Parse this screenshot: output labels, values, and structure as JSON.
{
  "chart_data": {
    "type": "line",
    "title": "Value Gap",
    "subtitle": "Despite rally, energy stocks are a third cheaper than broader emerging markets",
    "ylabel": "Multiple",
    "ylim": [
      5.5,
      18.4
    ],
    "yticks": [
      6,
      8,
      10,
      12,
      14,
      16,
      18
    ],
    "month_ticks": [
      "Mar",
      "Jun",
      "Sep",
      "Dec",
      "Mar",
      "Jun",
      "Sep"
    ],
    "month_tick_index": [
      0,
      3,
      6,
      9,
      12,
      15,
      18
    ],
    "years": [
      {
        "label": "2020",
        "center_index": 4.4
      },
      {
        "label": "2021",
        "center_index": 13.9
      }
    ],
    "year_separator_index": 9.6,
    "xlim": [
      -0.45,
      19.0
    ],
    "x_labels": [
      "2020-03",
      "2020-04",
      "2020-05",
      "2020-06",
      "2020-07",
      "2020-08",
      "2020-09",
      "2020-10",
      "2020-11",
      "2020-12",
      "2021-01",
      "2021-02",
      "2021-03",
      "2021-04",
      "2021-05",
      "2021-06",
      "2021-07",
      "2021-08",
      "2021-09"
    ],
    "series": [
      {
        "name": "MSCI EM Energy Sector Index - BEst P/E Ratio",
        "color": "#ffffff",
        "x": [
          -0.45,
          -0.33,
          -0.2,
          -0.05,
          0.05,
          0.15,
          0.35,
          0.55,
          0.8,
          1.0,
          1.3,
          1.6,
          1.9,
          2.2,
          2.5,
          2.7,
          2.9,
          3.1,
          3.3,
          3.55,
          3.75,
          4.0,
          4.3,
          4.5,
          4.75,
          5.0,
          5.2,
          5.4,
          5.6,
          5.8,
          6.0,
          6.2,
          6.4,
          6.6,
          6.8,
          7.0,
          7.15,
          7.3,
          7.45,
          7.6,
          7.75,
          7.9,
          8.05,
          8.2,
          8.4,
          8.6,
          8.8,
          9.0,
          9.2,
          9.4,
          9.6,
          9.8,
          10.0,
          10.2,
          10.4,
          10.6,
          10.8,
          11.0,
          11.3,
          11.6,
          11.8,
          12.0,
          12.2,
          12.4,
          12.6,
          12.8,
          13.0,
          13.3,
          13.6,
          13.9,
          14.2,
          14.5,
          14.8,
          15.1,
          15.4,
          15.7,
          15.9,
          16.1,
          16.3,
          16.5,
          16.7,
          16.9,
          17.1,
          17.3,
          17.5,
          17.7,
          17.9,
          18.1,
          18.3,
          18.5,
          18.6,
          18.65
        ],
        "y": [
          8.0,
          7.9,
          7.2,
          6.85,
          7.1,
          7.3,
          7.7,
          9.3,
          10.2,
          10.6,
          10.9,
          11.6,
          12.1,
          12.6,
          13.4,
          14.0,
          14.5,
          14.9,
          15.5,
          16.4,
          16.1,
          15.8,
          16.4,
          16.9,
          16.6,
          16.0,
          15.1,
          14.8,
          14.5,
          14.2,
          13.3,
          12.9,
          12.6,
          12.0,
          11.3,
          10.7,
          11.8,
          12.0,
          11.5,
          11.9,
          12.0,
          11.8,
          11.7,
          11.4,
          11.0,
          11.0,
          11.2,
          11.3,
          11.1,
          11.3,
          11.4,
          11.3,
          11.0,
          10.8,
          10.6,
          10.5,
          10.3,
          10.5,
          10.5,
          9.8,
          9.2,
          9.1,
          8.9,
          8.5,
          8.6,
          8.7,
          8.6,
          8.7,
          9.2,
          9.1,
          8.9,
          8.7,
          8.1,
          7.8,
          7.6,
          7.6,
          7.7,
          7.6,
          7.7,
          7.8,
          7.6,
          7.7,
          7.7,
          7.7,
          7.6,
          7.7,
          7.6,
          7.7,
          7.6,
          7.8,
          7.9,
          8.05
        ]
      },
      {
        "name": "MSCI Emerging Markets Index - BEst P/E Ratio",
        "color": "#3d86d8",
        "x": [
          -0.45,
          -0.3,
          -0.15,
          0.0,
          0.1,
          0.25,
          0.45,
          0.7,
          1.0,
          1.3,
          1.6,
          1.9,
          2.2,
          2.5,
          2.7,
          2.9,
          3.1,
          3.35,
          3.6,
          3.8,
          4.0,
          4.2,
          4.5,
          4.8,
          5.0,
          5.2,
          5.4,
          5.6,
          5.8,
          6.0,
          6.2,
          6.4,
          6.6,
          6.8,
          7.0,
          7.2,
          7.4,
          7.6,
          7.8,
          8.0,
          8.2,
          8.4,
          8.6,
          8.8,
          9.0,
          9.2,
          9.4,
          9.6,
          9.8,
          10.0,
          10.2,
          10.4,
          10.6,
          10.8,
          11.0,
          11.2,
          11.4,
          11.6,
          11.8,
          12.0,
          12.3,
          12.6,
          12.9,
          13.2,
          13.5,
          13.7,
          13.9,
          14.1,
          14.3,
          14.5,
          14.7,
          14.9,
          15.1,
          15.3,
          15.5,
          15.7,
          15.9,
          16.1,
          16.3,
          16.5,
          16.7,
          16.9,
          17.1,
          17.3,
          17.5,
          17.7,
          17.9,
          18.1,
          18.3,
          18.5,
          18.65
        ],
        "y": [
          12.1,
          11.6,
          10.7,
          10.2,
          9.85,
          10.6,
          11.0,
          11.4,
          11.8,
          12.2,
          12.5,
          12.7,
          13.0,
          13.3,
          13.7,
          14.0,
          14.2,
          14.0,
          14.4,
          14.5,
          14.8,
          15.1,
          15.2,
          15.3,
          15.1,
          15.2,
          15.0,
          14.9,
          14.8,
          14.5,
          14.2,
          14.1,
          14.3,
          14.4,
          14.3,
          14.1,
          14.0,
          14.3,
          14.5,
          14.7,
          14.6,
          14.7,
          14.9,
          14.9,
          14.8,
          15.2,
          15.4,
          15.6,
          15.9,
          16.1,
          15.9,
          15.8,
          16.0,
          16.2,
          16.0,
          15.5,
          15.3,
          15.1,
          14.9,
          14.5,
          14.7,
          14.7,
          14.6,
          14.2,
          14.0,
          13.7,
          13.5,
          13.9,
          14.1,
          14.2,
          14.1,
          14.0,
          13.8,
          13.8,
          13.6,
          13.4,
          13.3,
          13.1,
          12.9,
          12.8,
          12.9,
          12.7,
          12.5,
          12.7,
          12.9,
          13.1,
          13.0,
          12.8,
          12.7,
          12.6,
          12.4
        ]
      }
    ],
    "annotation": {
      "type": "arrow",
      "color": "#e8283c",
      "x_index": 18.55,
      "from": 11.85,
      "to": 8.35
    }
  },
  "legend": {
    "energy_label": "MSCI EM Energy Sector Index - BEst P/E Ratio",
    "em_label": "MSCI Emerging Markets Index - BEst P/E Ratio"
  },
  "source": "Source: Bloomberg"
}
——
What is expected: Each record should come back exactly as written.

Solution for this task:
Parse this screenshot: output labels, values, and structure as JSON.
{
  "chart_data": {
    "type": "line",
    "title": "Value Gap",
    "subtitle": "Despite rally, energy stocks are a third cheaper than broader emerging markets",
    "ylabel": "Multiple",
    "ylim": [
      5.5,
      18.4
    ],
    "yticks": [
      6,
      8,
      10,
      12,
      14,
      16,
      18
    ],
    "month_ticks": [
      "Mar",
      "Jun",
      "Sep",
      "Dec",
      "Mar",
      "Jun",
      "Sep"
    ],
    "month_tick_index": [
      0,
      3,
      6,
      9,
      12,
      15,
      18
    ],
    "years": [
      {
        "label": "2020",
        "center_index": 4.4
      },
      {
        "label": "2021",
        "center_index": 13.9
      }
    ],
    "year_separator_index": 9.6,
    "xlim": [
      -0.45,
      19.0
    ],
    "x_labels": [
      "2020-03",
      "2020-04",
      "2020-05",
      "2020-06",
      "2020-07",
      "2020-08",
      "2020-09",
      "2020-10",
      "2020-11",
      "2020-12",
      "2021-01",
      "2021-02",
      "2021-03",
      "2021-04",
      "2021-05",
      "2021-06",
      "2021-07",
      "2021-08",
      "2021-09"
    ],
    "series": [
      {
        "name": "MSCI EM Energy Sector Index - BEst P/E Ratio",
        "color": "#ffffff",
        "x": [
          -0.45,
          -0.33,
          -0.2,
          -0.05,
          0.05,
          0.15,
          0.35,
          0.55,
          0.8,
          1.0,
          1.3,
          1.6,
          1.9,
          2.2,
          2.5,
          2.7,
          2.9,
          3.1,
          3.3,
          3.55,
          3.75,
          4.0,
          4.3,
          4.5,
          4.75,
          5.0,
          5.2,
          5.4,
          5.6,
          5.8,
          6.0,
          6.2,
          6.4,
          6.6,
          6.8,
          7.0,
          7.15,
          7.3,
          7.45,
          7.6,
          7.75,
          7.9,
          8.05,
          8.2,
          8.4,
          8.6,
          8.8,
          9.0,
          9.2,
          9.4,
          9.6,
          9.8,
          10.0,
          10.2,
          10.4,
          10.6,
          10.8,
          11.0,
          11.3,
          11.6,
          11.8,
          12.0,
          12.2,
          12.4,
          12.6,
          12.8,
          13.0,
          13.3,
          13.6,
          13.9,
          14.2,
          14.5,
          14.8,
          15.1,
          15.4,
          15.7,
          15.9,
          16.1,
          16.3,
          16.5,
          16.7,
          16.9,
          17.1,
          17.3,
          17.5,
          17.7,
          17.9,
          18.1,
          18.3,
          18.5,
          18.6,
          18.65
        ],
        "y": [
          8.0,
          7.9,
          7.2,
          6.85,
          7.1,
          7.3,
          7.7,
          9.3,
          10.2,
          10.6,
          10.9,
          11.6,
          12.1,
          12.6,
          13.4,
          14.0,
          14.5,
          14.9,
          15.5,
          16.4,
          16.1,
          15.8,
          16.4,
          16.9,
          16.6,
          16.0,
          15.1,
          14.8,
          14.5,
          14.2,
          13.3,
          12.9,
          12.6,
          12.0,
          11.3,
          10.7,
          11.8,
          12.0,
          11.5,
          11.9,
          12.0,
          11.8,
          11.7,
          11.4,
          11.0,
          11.0,
          11.2,
          11.3,
          11.1,
          11.3,
          11.4,
          11.3,
          11.0,
          10.8,
          10.6,
          10.5,
          10.3,
          10.5,
          10.5,
          9.8,
          9.2,
          9.1,
          8.9,
          8.5,
          8.6,
          8.7,
          8.6,
          8.7,
          9.2,
          9.1,
          8.9,
          8.7,
          8.1,
          7.8,
          7.6,
          7.6,
          7.7,
          7.6,
          7.7,
          7.8,
          7.6,
          7.7,
          7.7,
          7.7,
          7.6,
          7.7,
          7.6,
          7.7,
          7.6,
          7.8,
          7.9,
          8.05
        ]
      },
      {
        "name": "MSCI Emerging Markets Index - BEst P/E Ratio",
        "color": "#3d86d8",
        "x": [
          -0.45,
          -0.3,
          -0.15,
          0.0,
          0.1,
          0.25,
          0.45,
          0.7,
          1.0,
          1.3,
          1.6,
          1.9,
          2.2,
          2.5,
          2.7,
          2.9,
          3.1,
          3.35,
          3.6,
          3.8,
          4.0,
          4.2,
          4.5,
          4.8,
          5.0,
          5.2,
          5.4,
          5.6,
          5.8,
          6.0,
          6.2,
          6.4,
          6.6,
          6.8,
          7.0,
          7.2,
          7.4,
          7.6,
          7.8,
          8.0,
          8.2,
          8.4,
          8.6,
          8.8,
          9.0,
          9.2,
          9.4,
          9.6,
          9.8,
          10.0,
          10.2,
          10.4,
          10.6,
          10.8,
          11.0,
          11.2,
          11.4,
          11.6,
          11.8,
          12.0,
          12.3,
          12.6,
          12.9,
          13.2,
          13.5,
          13.7,
          13.9,
          14.1,
          14.3,
          14.5,
          14.7,
          14.9,
          15.1,
          15.3,
          15.5,
          15.7,
          15.9,
          16.1,
          16.3,
          16.5,
          16.7,
          16.9,
          17.1,
          17.3,
          17.5,
          17.7,
          17.9,
          18.1,
          18.3,
          18.5,
          18.65
        ],
        "y": [
          12.1,
          11.6,
          10.7,
          10.2,
          9.85,
          10.6,
          11.0,
          11.4,
          11.8,
          12.2,
          12.5,
          12.7,
          13.0,
          13.3,
          13.7,
          14.0,
          14.2,
          14.0,
          14.4,
          14.5,
          14.8,
          15.1,
          15.2,
          15.3,
          15.1,
          15.2,
          15.0,
          14.9,
          14.8,
          14.5,
          14.2,
          14.1,
          14.3,
          14.4,
          14.3,
          14.1,
          14.0,
          14.3,
          14.5,
          14.7,
          14.6,
          14.7,
          14.9,
          14.9,
          14.8,
          15.2,
          15.4,
          15.6,
          15.9,
          16.1,
          15.9,
          15.8,
          16.0,
          16.2,
          16.0,
          15.5,
          15.3,
          15.1,
          14.9,
          14.5,
          14.7,
          14.7,
          14.6,
          14.2,
          14.0,
          13.7,
          13.5,
          13.9,
          14.1,
          14.2,
          14.1,
          14.0,
          13.8,
          13.8,
          13.6,
          13.4,
          13.3,
          13.1,
          12.9,
          12.8,
          12.9,
          12.7,
          12.5,
          12.7,
          12.9,
          13.1,
          13.0,
          12.8,
          12.7,
          12.6,
          12.4
        ]
      }
    ],
    "annotation": {
      "type": "arrow",
      "color": "#e8283c",
      "x_index": 18.55,
      "from": 11.85,
      "to": 8.35
    }
  },
  "legend": {
    "energy_label": "MSCI EM Energy Sector Index - BEst P/E Ratio",
    "em_label": "MSCI Emerging Markets Index - BEst P/E Ratio"
  },
  "source": "Source: Bloomberg"
}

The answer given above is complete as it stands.